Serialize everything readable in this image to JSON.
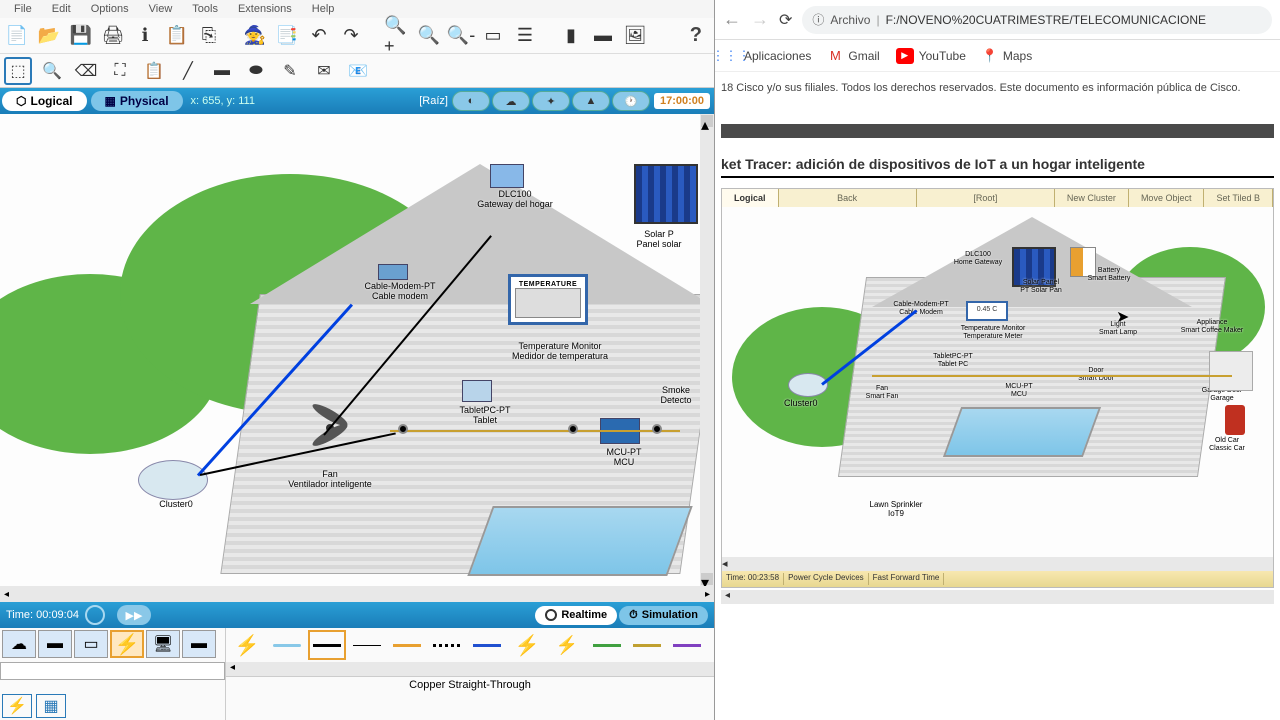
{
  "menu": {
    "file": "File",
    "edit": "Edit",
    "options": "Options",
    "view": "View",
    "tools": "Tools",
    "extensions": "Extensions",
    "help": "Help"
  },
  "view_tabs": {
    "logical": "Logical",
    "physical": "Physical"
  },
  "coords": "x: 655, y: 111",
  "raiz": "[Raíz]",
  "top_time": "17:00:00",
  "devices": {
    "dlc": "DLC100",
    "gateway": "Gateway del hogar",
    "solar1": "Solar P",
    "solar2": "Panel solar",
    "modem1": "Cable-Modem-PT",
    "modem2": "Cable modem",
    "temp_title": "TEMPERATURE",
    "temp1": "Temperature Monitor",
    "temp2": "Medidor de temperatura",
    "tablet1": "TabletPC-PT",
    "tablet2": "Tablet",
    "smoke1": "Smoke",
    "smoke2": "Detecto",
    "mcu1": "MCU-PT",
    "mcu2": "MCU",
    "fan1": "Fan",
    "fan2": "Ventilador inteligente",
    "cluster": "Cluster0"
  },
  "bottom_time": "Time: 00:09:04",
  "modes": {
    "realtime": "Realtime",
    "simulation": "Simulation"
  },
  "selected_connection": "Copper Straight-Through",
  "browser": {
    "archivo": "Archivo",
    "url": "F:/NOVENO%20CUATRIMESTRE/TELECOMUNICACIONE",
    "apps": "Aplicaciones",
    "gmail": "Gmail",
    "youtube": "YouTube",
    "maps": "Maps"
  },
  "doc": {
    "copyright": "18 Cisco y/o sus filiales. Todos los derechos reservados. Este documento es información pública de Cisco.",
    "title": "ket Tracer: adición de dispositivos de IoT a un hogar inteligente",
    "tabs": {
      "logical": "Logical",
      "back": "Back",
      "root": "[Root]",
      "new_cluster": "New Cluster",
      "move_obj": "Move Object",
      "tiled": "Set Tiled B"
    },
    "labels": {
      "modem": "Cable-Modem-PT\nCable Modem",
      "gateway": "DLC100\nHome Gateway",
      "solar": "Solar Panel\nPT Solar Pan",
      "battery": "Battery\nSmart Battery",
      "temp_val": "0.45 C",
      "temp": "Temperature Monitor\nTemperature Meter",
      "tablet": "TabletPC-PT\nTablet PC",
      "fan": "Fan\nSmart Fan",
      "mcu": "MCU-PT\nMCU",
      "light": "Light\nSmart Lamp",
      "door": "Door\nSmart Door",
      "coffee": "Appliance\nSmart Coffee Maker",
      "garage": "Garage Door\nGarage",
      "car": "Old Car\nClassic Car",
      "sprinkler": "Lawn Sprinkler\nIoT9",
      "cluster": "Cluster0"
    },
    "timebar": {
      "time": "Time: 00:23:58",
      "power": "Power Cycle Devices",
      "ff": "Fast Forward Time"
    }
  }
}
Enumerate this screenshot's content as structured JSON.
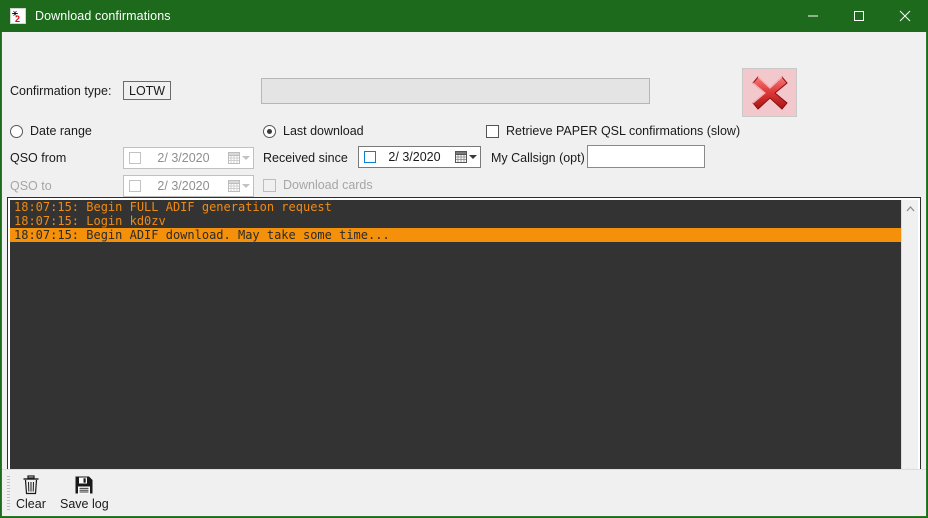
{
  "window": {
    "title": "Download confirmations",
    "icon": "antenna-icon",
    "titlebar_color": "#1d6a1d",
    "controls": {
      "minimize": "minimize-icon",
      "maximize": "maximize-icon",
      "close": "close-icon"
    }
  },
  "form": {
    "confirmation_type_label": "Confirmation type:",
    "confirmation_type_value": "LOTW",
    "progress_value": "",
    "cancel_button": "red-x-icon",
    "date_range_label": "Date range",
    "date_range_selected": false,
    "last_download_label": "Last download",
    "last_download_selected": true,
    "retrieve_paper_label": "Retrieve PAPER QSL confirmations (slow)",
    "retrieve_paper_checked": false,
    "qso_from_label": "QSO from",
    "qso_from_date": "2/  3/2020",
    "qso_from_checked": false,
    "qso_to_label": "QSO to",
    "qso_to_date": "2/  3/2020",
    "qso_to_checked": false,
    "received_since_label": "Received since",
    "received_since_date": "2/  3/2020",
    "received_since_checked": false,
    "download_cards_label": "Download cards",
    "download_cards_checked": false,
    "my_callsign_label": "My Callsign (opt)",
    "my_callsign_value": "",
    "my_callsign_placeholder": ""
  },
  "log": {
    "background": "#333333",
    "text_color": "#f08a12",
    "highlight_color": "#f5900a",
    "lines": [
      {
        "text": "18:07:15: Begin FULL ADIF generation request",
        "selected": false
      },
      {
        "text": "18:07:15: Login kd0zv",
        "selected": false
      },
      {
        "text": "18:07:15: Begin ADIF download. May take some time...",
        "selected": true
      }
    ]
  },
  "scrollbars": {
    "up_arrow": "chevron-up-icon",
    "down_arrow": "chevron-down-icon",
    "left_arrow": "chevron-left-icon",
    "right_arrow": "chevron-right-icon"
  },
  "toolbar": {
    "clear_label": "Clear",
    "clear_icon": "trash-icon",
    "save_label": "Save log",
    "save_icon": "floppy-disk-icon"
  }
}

-*-*-

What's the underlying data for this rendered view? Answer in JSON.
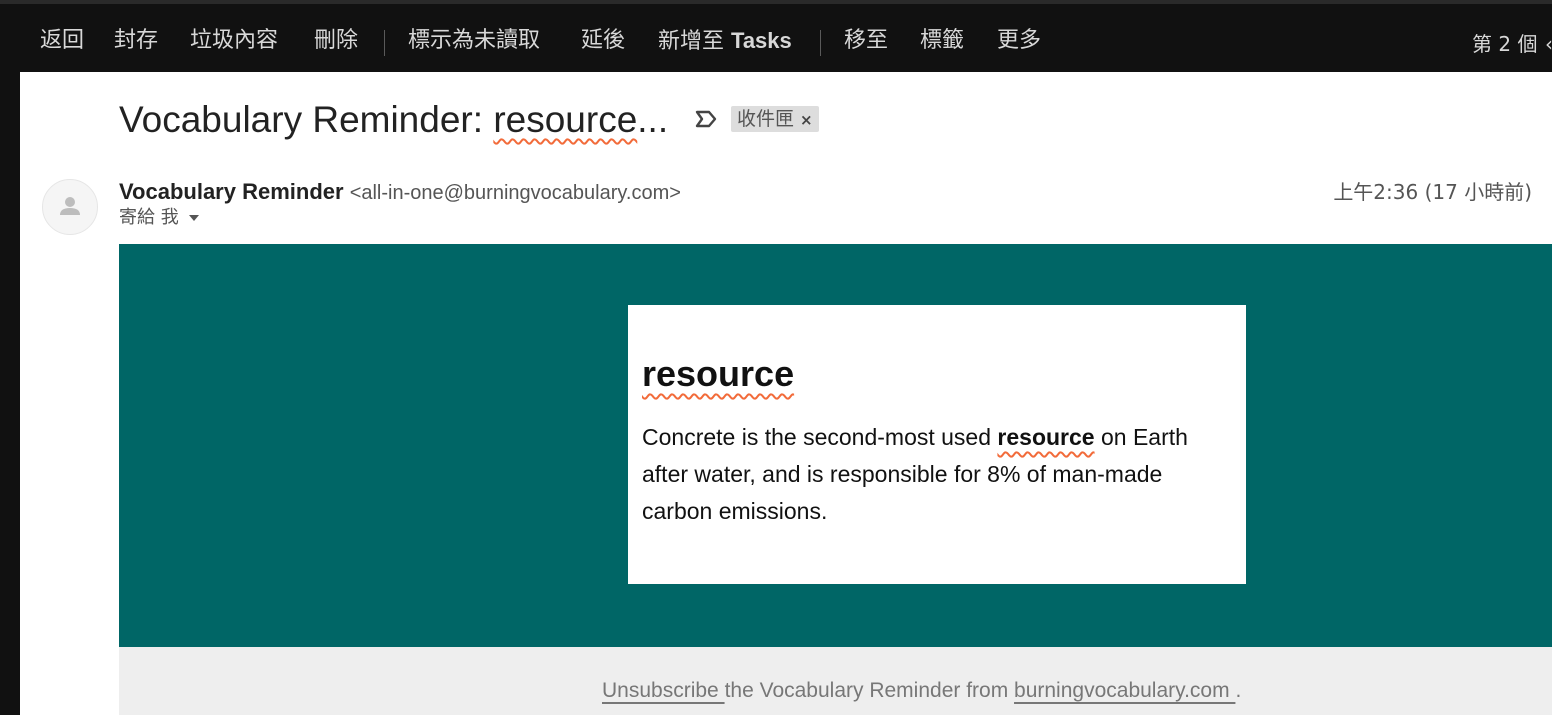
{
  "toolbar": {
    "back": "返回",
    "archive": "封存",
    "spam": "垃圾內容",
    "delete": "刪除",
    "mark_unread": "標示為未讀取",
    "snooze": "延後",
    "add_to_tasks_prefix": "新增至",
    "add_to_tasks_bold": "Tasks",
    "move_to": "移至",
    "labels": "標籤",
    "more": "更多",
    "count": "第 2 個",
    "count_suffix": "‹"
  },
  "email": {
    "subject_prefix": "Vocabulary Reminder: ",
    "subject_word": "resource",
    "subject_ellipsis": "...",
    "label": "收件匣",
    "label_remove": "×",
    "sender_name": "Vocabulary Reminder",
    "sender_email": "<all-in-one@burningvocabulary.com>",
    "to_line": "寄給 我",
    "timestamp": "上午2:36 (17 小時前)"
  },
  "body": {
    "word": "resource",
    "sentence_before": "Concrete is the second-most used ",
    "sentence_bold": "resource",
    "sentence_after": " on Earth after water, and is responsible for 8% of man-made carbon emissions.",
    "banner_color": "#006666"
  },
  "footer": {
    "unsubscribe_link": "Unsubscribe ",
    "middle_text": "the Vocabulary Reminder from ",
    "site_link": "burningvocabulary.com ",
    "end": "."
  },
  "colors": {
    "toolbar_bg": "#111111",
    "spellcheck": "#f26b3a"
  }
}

-*-*-

# [WHAT YOU NEED TO DO]
Using the entries above, return each line in which the word "inteligente" occurs.

# [RESPONSE TO THE TASK]
    "fan2": "Ventilador inteligente",
    "title": "ket Tracer: adición de dispositivos de IoT a un hogar inteligente",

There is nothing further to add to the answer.